[start]
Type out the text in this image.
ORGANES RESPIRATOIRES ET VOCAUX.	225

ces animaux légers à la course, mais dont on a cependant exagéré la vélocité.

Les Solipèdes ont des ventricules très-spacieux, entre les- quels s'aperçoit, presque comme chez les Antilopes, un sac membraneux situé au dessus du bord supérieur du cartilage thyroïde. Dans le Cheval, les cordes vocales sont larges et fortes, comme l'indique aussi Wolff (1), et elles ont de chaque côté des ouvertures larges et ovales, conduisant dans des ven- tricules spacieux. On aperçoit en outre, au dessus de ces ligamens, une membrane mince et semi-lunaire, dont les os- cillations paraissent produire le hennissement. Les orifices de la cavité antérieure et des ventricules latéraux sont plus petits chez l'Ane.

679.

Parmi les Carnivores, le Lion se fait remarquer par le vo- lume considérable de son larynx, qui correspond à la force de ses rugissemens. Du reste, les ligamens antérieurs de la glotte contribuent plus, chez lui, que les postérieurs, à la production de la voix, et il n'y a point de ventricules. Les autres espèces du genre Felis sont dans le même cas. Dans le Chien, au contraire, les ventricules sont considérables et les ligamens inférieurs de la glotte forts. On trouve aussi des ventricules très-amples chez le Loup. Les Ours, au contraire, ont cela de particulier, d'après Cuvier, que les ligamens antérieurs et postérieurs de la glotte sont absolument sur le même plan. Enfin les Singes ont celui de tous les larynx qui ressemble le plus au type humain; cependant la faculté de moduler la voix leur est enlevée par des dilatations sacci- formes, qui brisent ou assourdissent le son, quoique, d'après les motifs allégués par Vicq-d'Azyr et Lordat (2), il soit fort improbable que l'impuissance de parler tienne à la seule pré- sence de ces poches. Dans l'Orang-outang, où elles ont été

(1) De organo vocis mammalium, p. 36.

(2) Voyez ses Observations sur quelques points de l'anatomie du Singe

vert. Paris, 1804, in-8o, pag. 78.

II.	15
[end]
Exercise objective » Output all records verbatim.

Expected answer »
Type out the text in this image.
ORGANES RESPIRATOIRES ET VOCAUX.	225

ces animaux légers à la course, mais dont on a cependant exagéré la vélocité.

Les Solipèdes ont des ventricules très-spacieux, entre les- quels s'aperçoit, presque comme chez les Antilopes, un sac membraneux situé au dessus du bord supérieur du cartilage thyroïde. Dans le Cheval, les cordes vocales sont larges et fortes, comme l'indique aussi Wolff (1), et elles ont de chaque côté des ouvertures larges et ovales, conduisant dans des ven- tricules spacieux. On aperçoit en outre, au dessus de ces ligamens, une membrane mince et semi-lunaire, dont les os- cillations paraissent produire le hennissement. Les orifices de la cavité antérieure et des ventricules latéraux sont plus petits chez l'Ane.

679.

Parmi les Carnivores, le Lion se fait remarquer par le vo- lume considérable de son larynx, qui correspond à la force de ses rugissemens. Du reste, les ligamens antérieurs de la glotte contribuent plus, chez lui, que les postérieurs, à la production de la voix, et il n'y a point de ventricules. Les autres espèces du genre Felis sont dans le même cas. Dans le Chien, au contraire, les ventricules sont considérables et les ligamens inférieurs de la glotte forts. On trouve aussi des ventricules très-amples chez le Loup. Les Ours, au contraire, ont cela de particulier, d'après Cuvier, que les ligamens antérieurs et postérieurs de la glotte sont absolument sur le même plan. Enfin les Singes ont celui de tous les larynx qui ressemble le plus au type humain; cependant la faculté de moduler la voix leur est enlevée par des dilatations sacci- formes, qui brisent ou assourdissent le son, quoique, d'après les motifs allégués par Vicq-d'Azyr et Lordat (2), il soit fort improbable que l'impuissance de parler tienne à la seule pré- sence de ces poches. Dans l'Orang-outang, où elles ont été

(1) De organo vocis mammalium, p. 36.

(2) Voyez ses Observations sur quelques points de l'anatomie du Singe

vert. Paris, 1804, in-8o, pag. 78.

II.	15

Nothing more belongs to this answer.